* _SOURCE EXCERPT_
SENtence SYNonymity
Siddharth Chandrasekar and Kavya Jampani, 2019
A Natural Language Processing engine to rank the similarity of two sentences on a scale of 1-5.
Please do not plagiarize my code. You may use it as a reference but please make sure to cite it as a source in your bibliography.
Use the following steps to generate the following directories if not present -> Navigate to the project folder in command prompt -> mkdir data -> mkdir data\csv -> mkdir data\predictions -> mkdir data\tmp train-set.txt,dev-set.txt,test-set.txt files present in data folder.
- Import the project into PyCharm or any IDE of your choice
- Mark the src/ folder as "Sources Root"
- Execute Task2.py
- i/p: sentence
- o/p: Results asked to compute in Task2
4 .Model Training and Evaluation
4.1 Execute sts_features.py to generate the features(X) and labels(y) for train and dev partitions.

* _WHAT YOU HAVE TO DO_
Copy out the passage of the sentence-similarity readme between "- Execute Task2.py" and "and dev partitions.", inclusive, with no changes.

* _PROVIDED MATERIAL_
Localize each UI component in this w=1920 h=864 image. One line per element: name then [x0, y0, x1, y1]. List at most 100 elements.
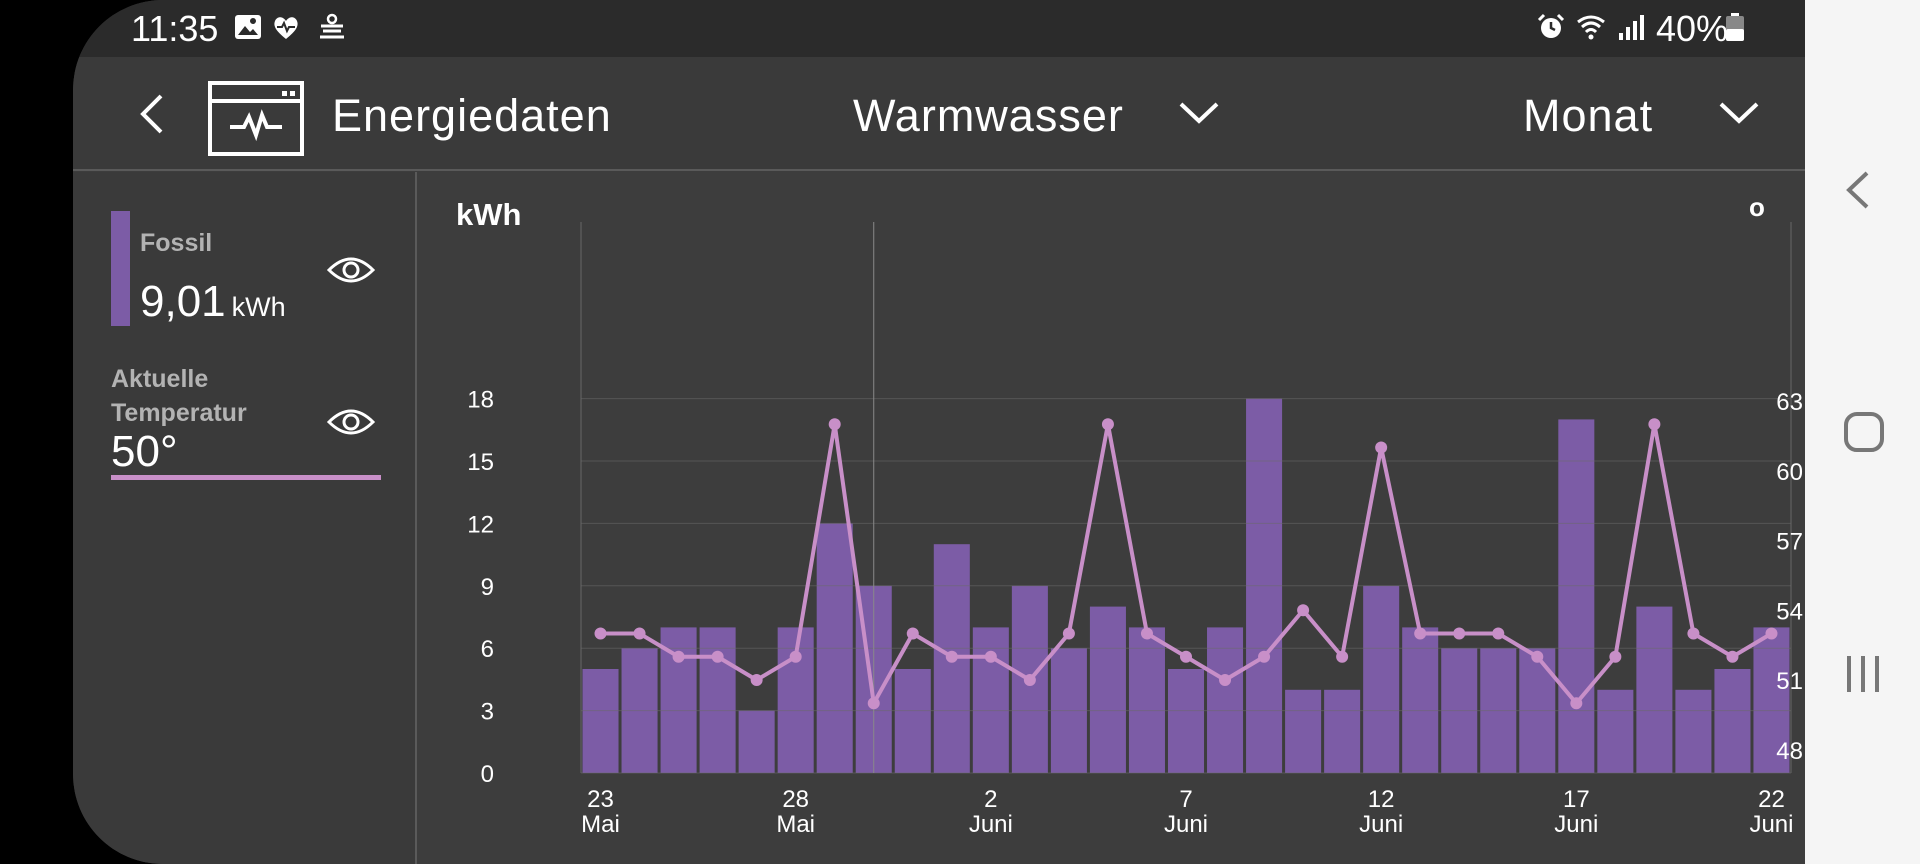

* _SOLUTION_
- Execute Task2.py
- i/p: sentence
- o/p: Results asked to compute in Task2
4 .Model Training and Evaluation
4.1 Execute sts_features.py to generate the features(X) and labels(y) for train and dev partitions.